Written task – Reproduce the following lines verbatim, omitting the pictures from your answer.

-- begin --

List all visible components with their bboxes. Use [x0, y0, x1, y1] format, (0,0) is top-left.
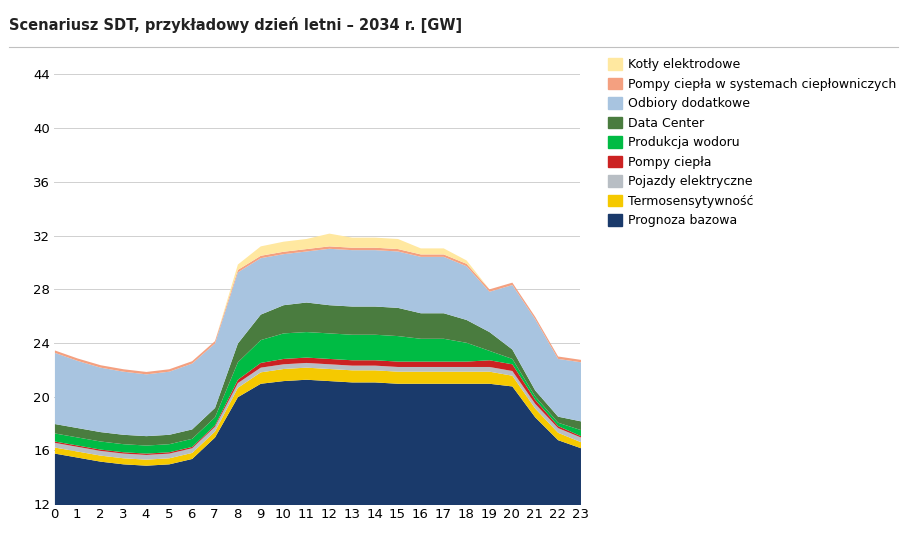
Text: Scenariusz SDT, przykładowy dzień letni – 2034 r. [GW]: Scenariusz SDT, przykładowy dzień letni …: [9, 17, 463, 33]
Legend: Kotły elektrodowe, Pompy ciepła w systemach ciepłowniczych, Odbiory dodatkowe, D: Kotły elektrodowe, Pompy ciepła w system…: [608, 58, 896, 227]
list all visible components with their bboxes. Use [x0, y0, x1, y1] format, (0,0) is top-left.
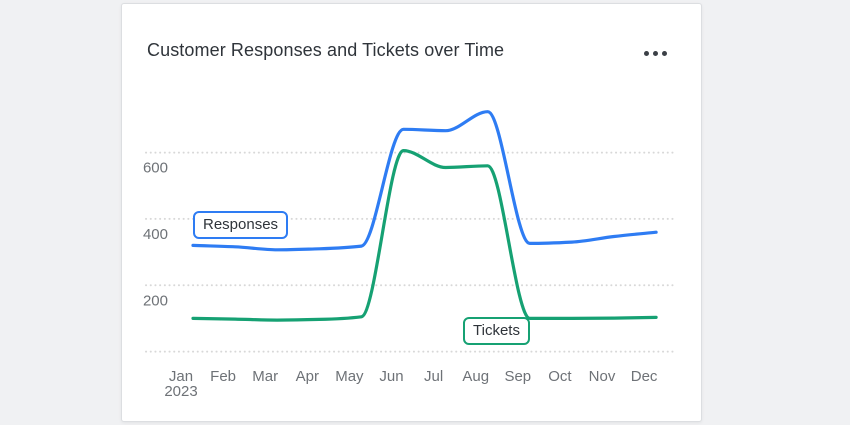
y-axis-tick-label: 200 [143, 292, 168, 309]
x-axis-tick-label: Mar [252, 368, 278, 385]
x-axis-tick-label: Nov [589, 368, 616, 385]
x-axis-tick-label: Feb [210, 368, 236, 385]
ellipsis-icon [661, 50, 667, 56]
x-axis-tick-label: Dec [631, 368, 658, 385]
x-axis-tick-label: Apr [296, 368, 319, 385]
x-axis-tick-label: Jan [169, 368, 193, 385]
y-axis-tick-label: 600 [143, 160, 168, 177]
line-chart: 200 400 600 Jan Feb Mar Apr May Jun Jul Aug Sep Oct N… [143, 110, 674, 400]
ellipsis-icon [652, 50, 658, 56]
x-axis-tick-label: Jun [379, 368, 403, 385]
ellipsis-icon [643, 50, 649, 56]
tickets-line [191, 149, 658, 322]
tickets-series-label[interactable]: Tickets [463, 317, 530, 345]
x-axis-tick-label: May [335, 368, 364, 385]
x-axis-tick-label: Jul [424, 368, 443, 385]
x-axis-tick-label: Oct [548, 368, 572, 385]
responses-line [191, 110, 658, 252]
x-axis-year-label: 2023 [164, 383, 197, 400]
chart-widget-card: Customer Responses and Tickets over Time… [121, 3, 702, 422]
x-axis-tick-label: Sep [504, 368, 531, 385]
chart-title: Customer Responses and Tickets over Time [147, 40, 505, 60]
widget-options-button[interactable] [636, 42, 674, 64]
y-axis-tick-label: 400 [143, 226, 168, 243]
responses-series-label[interactable]: Responses [193, 211, 289, 239]
x-axis-tick-label: Aug [462, 368, 489, 385]
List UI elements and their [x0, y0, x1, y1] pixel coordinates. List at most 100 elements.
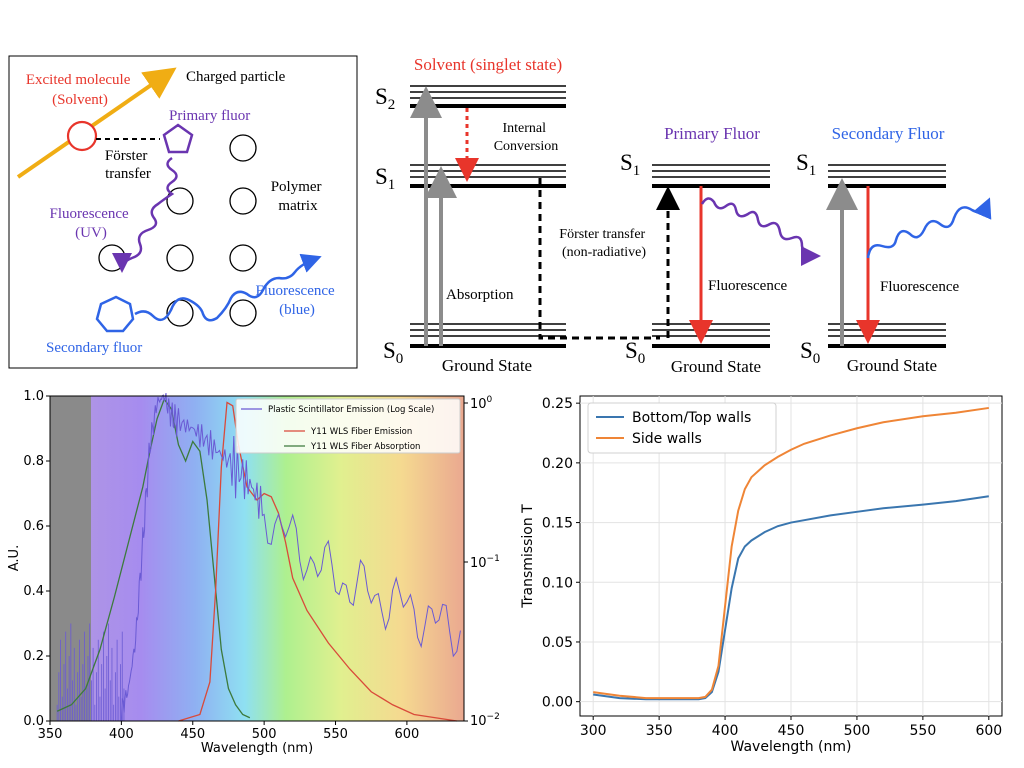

-- end --

Result for this exercise –
List all visible components with their bboxes. Use [x0, y0, x1, y1] format, (0,0) is top-left.
Text: Scenariusz SDT, przykładowy dzień letni – 2034 r. [GW]: Scenariusz SDT, przykładowy dzień letni …: [9, 17, 463, 33]
Legend: Kotły elektrodowe, Pompy ciepła w systemach ciepłowniczych, Odbiory dodatkowe, D: Kotły elektrodowe, Pompy ciepła w system…: [608, 58, 896, 227]
list all visible components with their bboxes. Use [x0, y0, x1, y1] format, (0,0) is top-left.
y-axis-tick-label: 200 [143, 292, 168, 309]
x-axis-tick-label: Mar [252, 368, 278, 385]
x-axis-tick-label: Nov [589, 368, 616, 385]
x-axis-tick-label: Feb [210, 368, 236, 385]
ellipsis-icon [661, 50, 667, 56]
x-axis-tick-label: Dec [631, 368, 658, 385]
x-axis-tick-label: Apr [296, 368, 319, 385]
x-axis-tick-label: Jan [169, 368, 193, 385]
y-axis-tick-label: 600 [143, 160, 168, 177]
line-chart: 200 400 600 Jan Feb Mar Apr May Jun Jul Aug Sep Oct N… [143, 110, 674, 400]
ellipsis-icon [652, 50, 658, 56]
x-axis-tick-label: Jun [379, 368, 403, 385]
ellipsis-icon [643, 50, 649, 56]
tickets-line [191, 149, 658, 322]
tickets-series-label[interactable]: Tickets [463, 317, 530, 345]
x-axis-tick-label: May [335, 368, 364, 385]
x-axis-tick-label: Jul [424, 368, 443, 385]
x-axis-tick-label: Oct [548, 368, 572, 385]
responses-line [191, 110, 658, 252]
x-axis-year-label: 2023 [164, 383, 197, 400]
chart-widget-card: Customer Responses and Tickets over Time… [121, 3, 702, 422]
x-axis-tick-label: Sep [504, 368, 531, 385]
chart-title: Customer Responses and Tickets over Time [147, 40, 505, 60]
widget-options-button[interactable] [636, 42, 674, 64]
y-axis-tick-label: 400 [143, 226, 168, 243]
responses-series-label[interactable]: Responses [193, 211, 289, 239]
x-axis-tick-label: Aug [462, 368, 489, 385]
List UI elements and their [x0, y0, x1, y1] pixel coordinates. List at most 100 elements.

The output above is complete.